_What is expected_
Gather up every line from the entries below that uses the word "Paper".
>>
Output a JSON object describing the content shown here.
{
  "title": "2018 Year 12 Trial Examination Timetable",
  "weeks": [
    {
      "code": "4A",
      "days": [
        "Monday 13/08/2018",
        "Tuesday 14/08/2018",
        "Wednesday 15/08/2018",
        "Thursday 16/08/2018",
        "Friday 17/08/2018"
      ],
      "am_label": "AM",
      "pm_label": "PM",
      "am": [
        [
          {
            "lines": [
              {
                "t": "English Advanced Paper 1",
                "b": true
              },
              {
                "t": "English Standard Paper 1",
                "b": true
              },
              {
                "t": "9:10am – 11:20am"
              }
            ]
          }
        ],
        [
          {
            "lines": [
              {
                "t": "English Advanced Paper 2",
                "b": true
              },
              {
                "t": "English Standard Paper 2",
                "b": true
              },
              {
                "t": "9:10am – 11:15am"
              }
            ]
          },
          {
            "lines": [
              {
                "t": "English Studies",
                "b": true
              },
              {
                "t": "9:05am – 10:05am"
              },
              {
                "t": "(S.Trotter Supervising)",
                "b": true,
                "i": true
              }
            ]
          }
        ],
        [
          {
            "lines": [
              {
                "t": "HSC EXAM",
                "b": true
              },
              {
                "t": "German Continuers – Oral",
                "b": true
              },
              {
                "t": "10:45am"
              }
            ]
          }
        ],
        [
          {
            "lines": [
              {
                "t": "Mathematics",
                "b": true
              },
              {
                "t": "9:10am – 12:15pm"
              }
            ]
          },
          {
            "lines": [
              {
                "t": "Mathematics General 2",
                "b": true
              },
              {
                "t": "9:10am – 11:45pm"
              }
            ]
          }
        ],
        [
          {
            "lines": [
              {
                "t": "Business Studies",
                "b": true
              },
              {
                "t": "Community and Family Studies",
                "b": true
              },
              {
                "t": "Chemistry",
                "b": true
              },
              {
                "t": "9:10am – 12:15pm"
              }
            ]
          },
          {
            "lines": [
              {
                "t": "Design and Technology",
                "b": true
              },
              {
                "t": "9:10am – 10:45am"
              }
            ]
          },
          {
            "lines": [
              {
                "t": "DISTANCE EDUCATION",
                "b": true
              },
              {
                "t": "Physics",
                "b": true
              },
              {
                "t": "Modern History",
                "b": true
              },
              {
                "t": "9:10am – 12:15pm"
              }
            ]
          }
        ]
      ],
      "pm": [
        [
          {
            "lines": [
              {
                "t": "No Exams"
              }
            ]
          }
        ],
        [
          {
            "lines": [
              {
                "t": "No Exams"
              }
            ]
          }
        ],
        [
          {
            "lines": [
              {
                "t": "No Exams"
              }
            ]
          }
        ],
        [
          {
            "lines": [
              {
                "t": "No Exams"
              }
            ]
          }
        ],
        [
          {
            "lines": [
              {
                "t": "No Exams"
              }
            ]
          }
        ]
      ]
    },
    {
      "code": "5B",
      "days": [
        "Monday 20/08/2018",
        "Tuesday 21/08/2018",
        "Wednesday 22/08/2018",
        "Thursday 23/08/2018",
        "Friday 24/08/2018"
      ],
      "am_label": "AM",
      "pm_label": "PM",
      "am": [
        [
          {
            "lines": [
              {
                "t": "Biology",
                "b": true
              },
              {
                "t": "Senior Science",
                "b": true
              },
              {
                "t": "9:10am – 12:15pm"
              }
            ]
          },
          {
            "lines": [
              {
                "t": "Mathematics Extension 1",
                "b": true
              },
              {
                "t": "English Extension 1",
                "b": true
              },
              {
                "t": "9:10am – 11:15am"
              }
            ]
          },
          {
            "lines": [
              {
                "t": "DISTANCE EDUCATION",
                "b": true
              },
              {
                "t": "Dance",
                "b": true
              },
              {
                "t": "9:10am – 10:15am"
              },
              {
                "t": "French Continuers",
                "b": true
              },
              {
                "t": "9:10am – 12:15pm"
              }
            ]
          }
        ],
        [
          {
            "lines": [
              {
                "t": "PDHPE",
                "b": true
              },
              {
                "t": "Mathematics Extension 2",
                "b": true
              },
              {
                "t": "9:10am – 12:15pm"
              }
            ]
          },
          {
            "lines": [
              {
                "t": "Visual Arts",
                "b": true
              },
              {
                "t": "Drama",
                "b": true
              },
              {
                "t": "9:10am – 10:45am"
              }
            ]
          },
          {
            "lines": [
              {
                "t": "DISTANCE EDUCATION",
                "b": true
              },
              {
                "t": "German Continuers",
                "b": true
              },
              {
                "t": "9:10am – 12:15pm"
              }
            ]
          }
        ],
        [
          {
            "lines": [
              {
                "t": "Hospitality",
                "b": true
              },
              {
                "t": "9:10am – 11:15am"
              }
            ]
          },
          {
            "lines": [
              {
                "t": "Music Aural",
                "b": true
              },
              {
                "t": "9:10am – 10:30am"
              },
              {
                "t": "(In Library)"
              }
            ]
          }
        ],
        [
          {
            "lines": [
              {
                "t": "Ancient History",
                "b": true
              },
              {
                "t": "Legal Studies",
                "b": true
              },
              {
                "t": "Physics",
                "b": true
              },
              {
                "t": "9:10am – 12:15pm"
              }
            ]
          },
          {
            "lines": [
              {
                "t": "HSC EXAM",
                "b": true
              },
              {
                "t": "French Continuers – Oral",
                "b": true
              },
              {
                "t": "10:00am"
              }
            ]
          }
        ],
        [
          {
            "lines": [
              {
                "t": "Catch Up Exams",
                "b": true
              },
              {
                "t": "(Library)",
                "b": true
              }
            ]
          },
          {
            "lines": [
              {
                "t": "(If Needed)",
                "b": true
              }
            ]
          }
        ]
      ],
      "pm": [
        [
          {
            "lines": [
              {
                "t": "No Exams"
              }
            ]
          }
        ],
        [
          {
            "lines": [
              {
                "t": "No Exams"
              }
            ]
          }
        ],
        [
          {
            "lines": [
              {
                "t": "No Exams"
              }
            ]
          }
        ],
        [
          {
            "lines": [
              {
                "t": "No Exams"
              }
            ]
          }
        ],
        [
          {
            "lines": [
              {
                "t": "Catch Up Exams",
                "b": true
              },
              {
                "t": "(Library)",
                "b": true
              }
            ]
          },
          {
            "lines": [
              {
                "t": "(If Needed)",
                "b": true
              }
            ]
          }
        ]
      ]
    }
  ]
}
<<
_Finished answer_
                "t": "English Advanced Paper 1",
                "t": "English Standard Paper 1",
                "t": "English Advanced Paper 2",
                "t": "English Standard Paper 2",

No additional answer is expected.